= Task requirements =
Read the lines that follow and tally those with the word "name"; give the number and nothing else.

= Dataset rows =
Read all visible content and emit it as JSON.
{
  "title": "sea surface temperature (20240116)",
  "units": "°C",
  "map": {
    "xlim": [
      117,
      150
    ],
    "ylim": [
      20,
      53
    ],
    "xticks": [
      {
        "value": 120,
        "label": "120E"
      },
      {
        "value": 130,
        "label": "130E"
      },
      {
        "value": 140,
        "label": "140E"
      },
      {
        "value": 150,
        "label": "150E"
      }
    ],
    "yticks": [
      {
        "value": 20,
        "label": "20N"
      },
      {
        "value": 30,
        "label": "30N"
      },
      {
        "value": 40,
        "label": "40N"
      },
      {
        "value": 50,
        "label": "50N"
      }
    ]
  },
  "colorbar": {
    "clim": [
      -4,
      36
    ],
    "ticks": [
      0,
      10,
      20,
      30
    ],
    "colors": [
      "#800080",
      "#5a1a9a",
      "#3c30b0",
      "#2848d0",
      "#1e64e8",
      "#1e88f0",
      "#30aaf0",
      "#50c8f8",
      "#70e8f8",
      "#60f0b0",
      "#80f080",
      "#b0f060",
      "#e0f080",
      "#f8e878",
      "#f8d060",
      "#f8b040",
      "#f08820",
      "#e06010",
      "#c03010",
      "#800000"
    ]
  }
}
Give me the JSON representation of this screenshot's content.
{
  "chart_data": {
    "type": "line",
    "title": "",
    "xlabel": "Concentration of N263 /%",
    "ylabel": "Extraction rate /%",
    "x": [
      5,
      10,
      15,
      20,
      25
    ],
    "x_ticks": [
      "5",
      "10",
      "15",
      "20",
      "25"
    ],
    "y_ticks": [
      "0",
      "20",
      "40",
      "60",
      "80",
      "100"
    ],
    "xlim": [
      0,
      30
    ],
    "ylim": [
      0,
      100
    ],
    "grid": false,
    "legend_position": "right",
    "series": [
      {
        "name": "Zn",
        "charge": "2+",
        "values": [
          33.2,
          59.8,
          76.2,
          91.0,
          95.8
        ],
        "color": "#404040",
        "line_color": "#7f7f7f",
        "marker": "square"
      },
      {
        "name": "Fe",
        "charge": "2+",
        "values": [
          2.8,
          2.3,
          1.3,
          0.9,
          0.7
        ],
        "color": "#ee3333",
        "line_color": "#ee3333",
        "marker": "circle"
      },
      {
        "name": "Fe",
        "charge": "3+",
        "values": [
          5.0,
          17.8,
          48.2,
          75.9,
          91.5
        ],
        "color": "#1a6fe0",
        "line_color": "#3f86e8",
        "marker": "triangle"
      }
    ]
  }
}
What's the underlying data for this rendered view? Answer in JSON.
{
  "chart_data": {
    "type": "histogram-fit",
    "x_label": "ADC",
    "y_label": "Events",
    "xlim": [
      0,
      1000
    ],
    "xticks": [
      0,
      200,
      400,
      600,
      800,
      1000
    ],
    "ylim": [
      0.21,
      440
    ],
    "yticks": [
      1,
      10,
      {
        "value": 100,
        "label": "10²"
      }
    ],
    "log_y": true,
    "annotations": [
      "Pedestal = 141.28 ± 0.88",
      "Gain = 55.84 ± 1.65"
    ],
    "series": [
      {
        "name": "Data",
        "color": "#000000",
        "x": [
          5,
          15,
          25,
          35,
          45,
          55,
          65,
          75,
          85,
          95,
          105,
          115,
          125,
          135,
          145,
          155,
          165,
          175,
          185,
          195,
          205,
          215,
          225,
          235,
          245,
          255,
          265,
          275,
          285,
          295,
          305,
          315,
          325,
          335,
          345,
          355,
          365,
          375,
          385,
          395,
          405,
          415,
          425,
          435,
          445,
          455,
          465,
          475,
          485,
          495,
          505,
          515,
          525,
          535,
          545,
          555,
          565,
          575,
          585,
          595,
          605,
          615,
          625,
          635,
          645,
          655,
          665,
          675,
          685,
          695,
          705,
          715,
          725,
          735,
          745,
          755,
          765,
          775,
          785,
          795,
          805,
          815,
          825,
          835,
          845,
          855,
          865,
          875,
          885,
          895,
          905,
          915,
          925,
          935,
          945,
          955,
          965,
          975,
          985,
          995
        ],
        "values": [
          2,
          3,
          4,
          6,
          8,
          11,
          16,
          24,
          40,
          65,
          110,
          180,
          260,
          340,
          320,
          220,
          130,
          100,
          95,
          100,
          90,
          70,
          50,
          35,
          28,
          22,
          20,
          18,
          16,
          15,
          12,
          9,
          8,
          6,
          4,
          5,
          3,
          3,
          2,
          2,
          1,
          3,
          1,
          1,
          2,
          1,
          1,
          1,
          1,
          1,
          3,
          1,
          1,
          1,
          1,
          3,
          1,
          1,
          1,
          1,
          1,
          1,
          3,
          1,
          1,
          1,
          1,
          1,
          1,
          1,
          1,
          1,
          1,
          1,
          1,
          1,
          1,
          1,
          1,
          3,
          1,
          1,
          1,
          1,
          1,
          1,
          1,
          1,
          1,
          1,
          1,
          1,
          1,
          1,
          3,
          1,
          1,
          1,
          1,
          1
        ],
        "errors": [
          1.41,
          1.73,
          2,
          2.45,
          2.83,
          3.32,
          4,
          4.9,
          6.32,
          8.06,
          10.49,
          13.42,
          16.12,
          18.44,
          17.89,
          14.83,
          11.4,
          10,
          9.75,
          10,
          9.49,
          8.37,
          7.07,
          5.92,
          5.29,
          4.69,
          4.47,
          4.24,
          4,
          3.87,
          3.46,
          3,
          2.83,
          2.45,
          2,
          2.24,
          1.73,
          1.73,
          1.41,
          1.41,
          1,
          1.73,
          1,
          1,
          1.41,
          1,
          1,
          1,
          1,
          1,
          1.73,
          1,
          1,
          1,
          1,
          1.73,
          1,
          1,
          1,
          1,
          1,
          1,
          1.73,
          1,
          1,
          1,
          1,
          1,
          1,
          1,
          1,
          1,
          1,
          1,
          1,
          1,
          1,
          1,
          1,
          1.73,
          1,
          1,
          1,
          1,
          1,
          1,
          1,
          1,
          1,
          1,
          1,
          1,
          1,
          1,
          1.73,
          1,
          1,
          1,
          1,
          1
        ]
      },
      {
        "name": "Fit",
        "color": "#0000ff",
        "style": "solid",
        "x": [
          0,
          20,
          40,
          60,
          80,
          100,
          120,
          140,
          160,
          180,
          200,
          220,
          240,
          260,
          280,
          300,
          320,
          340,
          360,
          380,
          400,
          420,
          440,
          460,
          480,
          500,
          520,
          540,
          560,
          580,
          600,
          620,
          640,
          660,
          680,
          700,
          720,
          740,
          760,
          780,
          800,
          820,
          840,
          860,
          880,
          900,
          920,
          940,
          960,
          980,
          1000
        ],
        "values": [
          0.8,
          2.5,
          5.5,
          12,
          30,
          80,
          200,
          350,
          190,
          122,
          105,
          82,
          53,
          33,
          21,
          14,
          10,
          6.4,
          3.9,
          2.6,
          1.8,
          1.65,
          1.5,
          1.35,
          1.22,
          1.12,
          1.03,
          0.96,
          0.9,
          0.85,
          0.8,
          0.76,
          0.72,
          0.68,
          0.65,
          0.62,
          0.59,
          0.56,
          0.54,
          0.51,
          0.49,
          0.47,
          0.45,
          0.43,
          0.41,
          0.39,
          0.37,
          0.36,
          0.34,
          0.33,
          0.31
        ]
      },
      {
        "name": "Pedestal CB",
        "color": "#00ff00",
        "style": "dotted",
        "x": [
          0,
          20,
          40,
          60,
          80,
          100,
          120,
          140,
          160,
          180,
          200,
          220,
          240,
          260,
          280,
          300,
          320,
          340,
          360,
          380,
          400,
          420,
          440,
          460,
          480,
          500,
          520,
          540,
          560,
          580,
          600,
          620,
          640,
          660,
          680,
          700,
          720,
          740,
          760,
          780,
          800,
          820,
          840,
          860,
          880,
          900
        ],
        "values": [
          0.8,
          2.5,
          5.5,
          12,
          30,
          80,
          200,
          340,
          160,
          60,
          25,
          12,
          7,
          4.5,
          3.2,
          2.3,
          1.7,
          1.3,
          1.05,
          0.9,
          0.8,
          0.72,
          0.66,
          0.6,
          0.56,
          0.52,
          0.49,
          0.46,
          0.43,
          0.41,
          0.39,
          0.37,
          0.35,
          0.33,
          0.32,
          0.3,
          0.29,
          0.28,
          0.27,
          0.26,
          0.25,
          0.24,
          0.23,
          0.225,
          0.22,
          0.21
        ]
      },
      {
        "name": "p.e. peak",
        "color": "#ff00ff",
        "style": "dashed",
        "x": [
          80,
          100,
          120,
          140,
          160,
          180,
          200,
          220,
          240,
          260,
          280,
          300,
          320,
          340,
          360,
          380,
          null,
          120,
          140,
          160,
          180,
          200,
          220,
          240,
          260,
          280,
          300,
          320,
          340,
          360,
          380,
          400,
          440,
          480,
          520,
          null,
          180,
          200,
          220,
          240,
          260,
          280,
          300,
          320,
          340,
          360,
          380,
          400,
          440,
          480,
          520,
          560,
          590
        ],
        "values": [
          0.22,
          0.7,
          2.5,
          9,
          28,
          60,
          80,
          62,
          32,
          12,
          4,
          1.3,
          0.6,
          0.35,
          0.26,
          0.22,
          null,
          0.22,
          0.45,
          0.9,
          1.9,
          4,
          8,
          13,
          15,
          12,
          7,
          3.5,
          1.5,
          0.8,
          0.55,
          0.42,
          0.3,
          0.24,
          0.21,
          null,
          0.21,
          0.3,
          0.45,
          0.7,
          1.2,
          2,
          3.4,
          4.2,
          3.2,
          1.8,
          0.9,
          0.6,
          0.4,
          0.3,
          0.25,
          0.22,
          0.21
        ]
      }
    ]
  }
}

= Task result =
7